— BEGIN —

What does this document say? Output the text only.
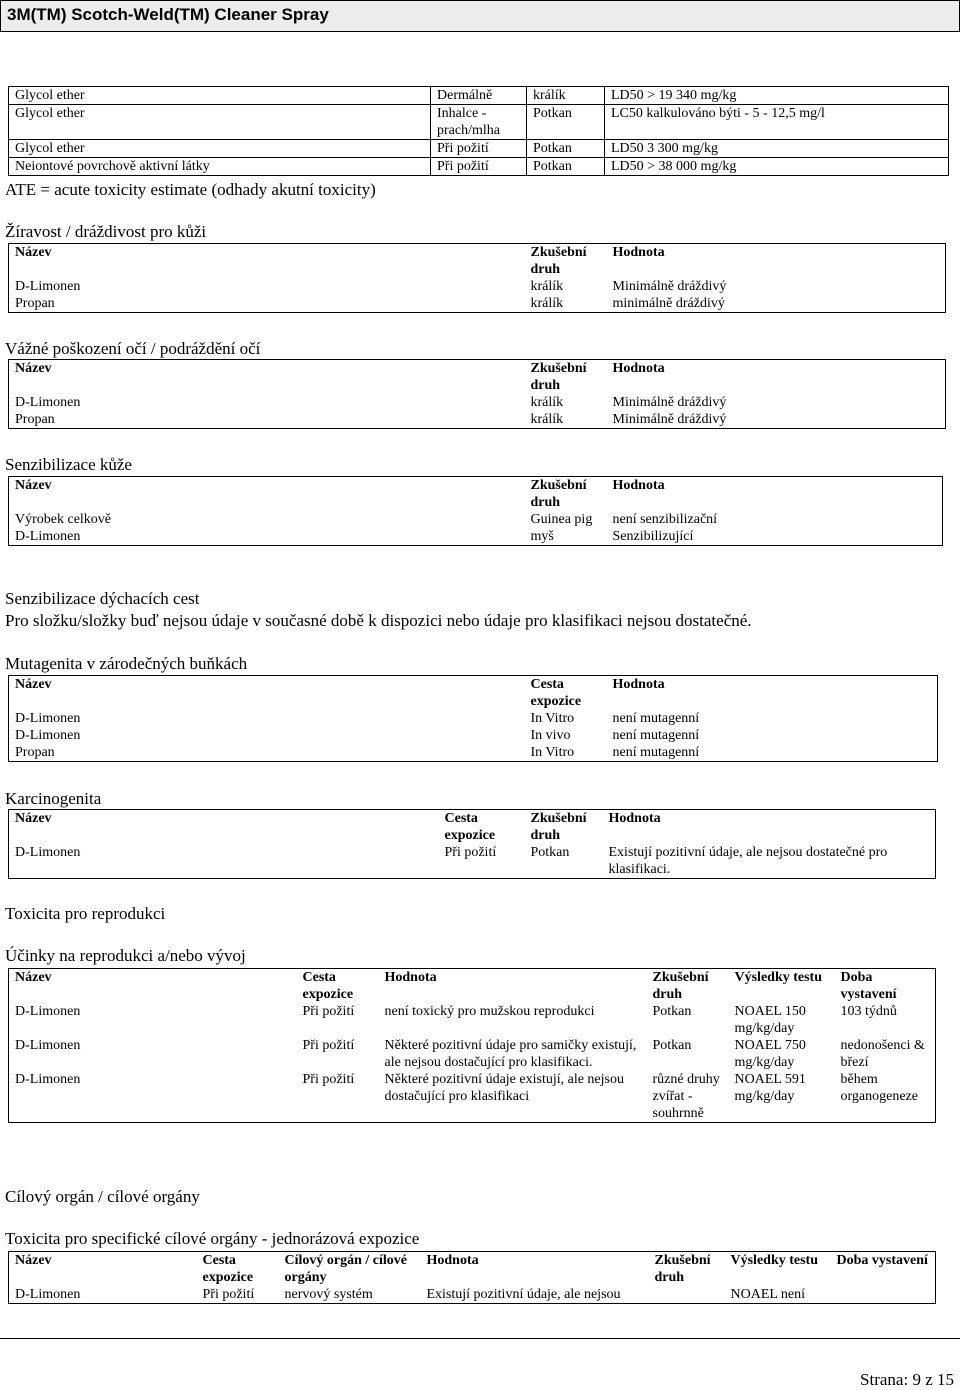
3M(TM) Scotch-Weld(TM) Cleaner Spray
Glycol ether	Dermálně	králík	LD50 > 19 340 mg/kg
Glycol ether	Inhalce - prach/mlha	Potkan	LC50 kalkulováno býti - 5 - 12,5 mg/l
Glycol ether	Při požití	Potkan	LD50 3 300 mg/kg
Neiontové povrchově aktivní látky	Při požití	Potkan	LD50 > 38 000 mg/kg
ATE = acute toxicity estimate (odhady akutní toxicity)
Žíravost / dráždivost pro kůži
Název	Zkušební druh	Hodnota
D-Limonen	králík	Minimálně dráždivý
Propan	králík	minimálně dráždivý
Vážné poškození očí / podráždění očí
Název	Zkušební druh	Hodnota
D-Limonen	králík	Minimálně dráždivý
Propan	králík	Minimálně dráždivý
Senzibilizace kůže
Název	Zkušební druh	Hodnota
Výrobek celkově	Guinea pig	není senzibilizační
D-Limonen	myš	Senzibilizující
Senzibilizace dýchacích cest
Pro složku/složky buď nejsou údaje v současné době k dispozici nebo údaje pro klasifikaci nejsou dostatečné.
Mutagenita v zárodečných buňkách
Název	Cesta expozice	Hodnota
D-Limonen	In Vitro	není mutagenní
D-Limonen	In vivo	není mutagenní
Propan	In Vitro	není mutagenní
Karcinogenita
Název	Cesta expozice	Zkušební druh	Hodnota
D-Limonen	Při požití	Potkan	Existují pozitivní údaje, ale nejsou dostatečné pro klasifikaci.
Toxicita pro reprodukci
Účinky na reprodukci a/nebo vývoj
Název	Cesta expozice	Hodnota	Zkušební druh	Výsledky testu	Doba vystavení
D-Limonen	Při požití	není toxický pro mužskou reprodukci	Potkan	NOAEL 150 mg/kg/day	103 týdnů
D-Limonen	Při požití	Některé pozitivní údaje pro samičky existují, ale nejsou dostačující pro klasifikaci.	Potkan	NOAEL 750 mg/kg/day	nedonošenci & březí
D-Limonen	Při požití	Některé pozitivní údaje existují, ale nejsou dostačující pro klasifikaci	různé druhy zvířat - souhrnně	NOAEL 591 mg/kg/day	během organogeneze
Cílový orgán / cílové orgány
Toxicita pro specifické cílové orgány - jednorázová expozice
Název	Cesta expozice	Cílový orgán / cílové orgány	Hodnota	Zkušební druh	Výsledky testu	Doba vystavení
D-Limonen	Při požití	nervový systém	Existují pozitivní údaje, ale nejsou		NOAEL není	
Strana: 9 z 15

— END —

_Short problem_: Output every entry word for word, but omit the pictures.

_Task output_:
What does this document say? Output the text only.
3M(TM) Scotch-Weld(TM) Cleaner Spray
Glycol ether	Dermálně	králík	LD50 > 19 340 mg/kg
Glycol ether	Inhalce - prach/mlha	Potkan	LC50 kalkulováno býti - 5 - 12,5 mg/l
Glycol ether	Při požití	Potkan	LD50 3 300 mg/kg
Neiontové povrchově aktivní látky	Při požití	Potkan	LD50 > 38 000 mg/kg
ATE = acute toxicity estimate (odhady akutní toxicity)
Žíravost / dráždivost pro kůži
Název	Zkušební druh	Hodnota
D-Limonen	králík	Minimálně dráždivý
Propan	králík	minimálně dráždivý
Vážné poškození očí / podráždění očí
Název	Zkušební druh	Hodnota
D-Limonen	králík	Minimálně dráždivý
Propan	králík	Minimálně dráždivý
Senzibilizace kůže
Název	Zkušební druh	Hodnota
Výrobek celkově	Guinea pig	není senzibilizační
D-Limonen	myš	Senzibilizující
Senzibilizace dýchacích cest
Pro složku/složky buď nejsou údaje v současné době k dispozici nebo údaje pro klasifikaci nejsou dostatečné.
Mutagenita v zárodečných buňkách
Název	Cesta expozice	Hodnota
D-Limonen	In Vitro	není mutagenní
D-Limonen	In vivo	není mutagenní
Propan	In Vitro	není mutagenní
Karcinogenita
Název	Cesta expozice	Zkušební druh	Hodnota
D-Limonen	Při požití	Potkan	Existují pozitivní údaje, ale nejsou dostatečné pro klasifikaci.
Toxicita pro reprodukci
Účinky na reprodukci a/nebo vývoj
Název	Cesta expozice	Hodnota	Zkušební druh	Výsledky testu	Doba vystavení
D-Limonen	Při požití	není toxický pro mužskou reprodukci	Potkan	NOAEL 150 mg/kg/day	103 týdnů
D-Limonen	Při požití	Některé pozitivní údaje pro samičky existují, ale nejsou dostačující pro klasifikaci.	Potkan	NOAEL 750 mg/kg/day	nedonošenci & březí
D-Limonen	Při požití	Některé pozitivní údaje existují, ale nejsou dostačující pro klasifikaci	různé druhy zvířat - souhrnně	NOAEL 591 mg/kg/day	během organogeneze
Cílový orgán / cílové orgány
Toxicita pro specifické cílové orgány - jednorázová expozice
Název	Cesta expozice	Cílový orgán / cílové orgány	Hodnota	Zkušební druh	Výsledky testu	Doba vystavení
D-Limonen	Při požití	nervový systém	Existují pozitivní údaje, ale nejsou		NOAEL není	
Strana: 9 z 15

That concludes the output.